- WHAT YOU HAVE TO DO: Wherever the word "Informatik" appears in a line, extract that line.
[START INPUT RECORDS]
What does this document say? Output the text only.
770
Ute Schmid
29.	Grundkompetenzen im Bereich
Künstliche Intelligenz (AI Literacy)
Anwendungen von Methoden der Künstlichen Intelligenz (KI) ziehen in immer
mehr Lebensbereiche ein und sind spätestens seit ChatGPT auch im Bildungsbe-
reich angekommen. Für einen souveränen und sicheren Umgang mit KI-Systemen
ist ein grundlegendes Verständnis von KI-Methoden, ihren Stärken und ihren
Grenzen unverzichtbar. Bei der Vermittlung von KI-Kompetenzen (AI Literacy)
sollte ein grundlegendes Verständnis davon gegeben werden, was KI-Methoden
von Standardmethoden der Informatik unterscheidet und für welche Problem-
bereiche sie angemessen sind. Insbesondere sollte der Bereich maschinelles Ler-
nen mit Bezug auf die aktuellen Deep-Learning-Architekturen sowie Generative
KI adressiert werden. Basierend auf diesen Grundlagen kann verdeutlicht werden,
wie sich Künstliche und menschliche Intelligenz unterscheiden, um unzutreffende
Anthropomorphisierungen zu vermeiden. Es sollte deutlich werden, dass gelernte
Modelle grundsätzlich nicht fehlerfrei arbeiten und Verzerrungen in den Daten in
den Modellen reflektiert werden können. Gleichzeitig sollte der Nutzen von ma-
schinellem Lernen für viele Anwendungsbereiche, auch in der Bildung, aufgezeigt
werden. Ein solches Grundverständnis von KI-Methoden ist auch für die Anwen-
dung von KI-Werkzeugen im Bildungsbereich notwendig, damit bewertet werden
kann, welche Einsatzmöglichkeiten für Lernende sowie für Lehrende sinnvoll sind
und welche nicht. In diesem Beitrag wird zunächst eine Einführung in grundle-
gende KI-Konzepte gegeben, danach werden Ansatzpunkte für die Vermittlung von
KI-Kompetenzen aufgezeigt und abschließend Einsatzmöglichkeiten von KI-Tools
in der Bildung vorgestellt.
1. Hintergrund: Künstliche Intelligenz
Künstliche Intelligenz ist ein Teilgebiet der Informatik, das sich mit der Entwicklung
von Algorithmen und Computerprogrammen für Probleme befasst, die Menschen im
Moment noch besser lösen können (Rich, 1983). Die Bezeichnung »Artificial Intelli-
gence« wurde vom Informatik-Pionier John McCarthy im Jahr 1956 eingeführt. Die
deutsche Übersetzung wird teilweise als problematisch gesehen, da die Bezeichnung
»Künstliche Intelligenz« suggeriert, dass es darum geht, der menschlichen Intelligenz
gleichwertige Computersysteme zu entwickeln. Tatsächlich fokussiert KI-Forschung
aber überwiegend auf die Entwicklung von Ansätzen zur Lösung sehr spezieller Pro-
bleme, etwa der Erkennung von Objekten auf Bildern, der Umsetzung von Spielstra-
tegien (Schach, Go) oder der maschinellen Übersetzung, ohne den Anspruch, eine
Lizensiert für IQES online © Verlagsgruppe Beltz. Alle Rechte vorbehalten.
[END INPUT RECORDS]
- TASK ANSWER:
von Standardmethoden der Informatik unterscheidet und für welche Problem-
Künstliche Intelligenz ist ein Teilgebiet der Informatik, das sich mit der Entwicklung
gence« wurde vom Informatik-Pionier John McCarthy im Jahr 1956 eingeführt. Die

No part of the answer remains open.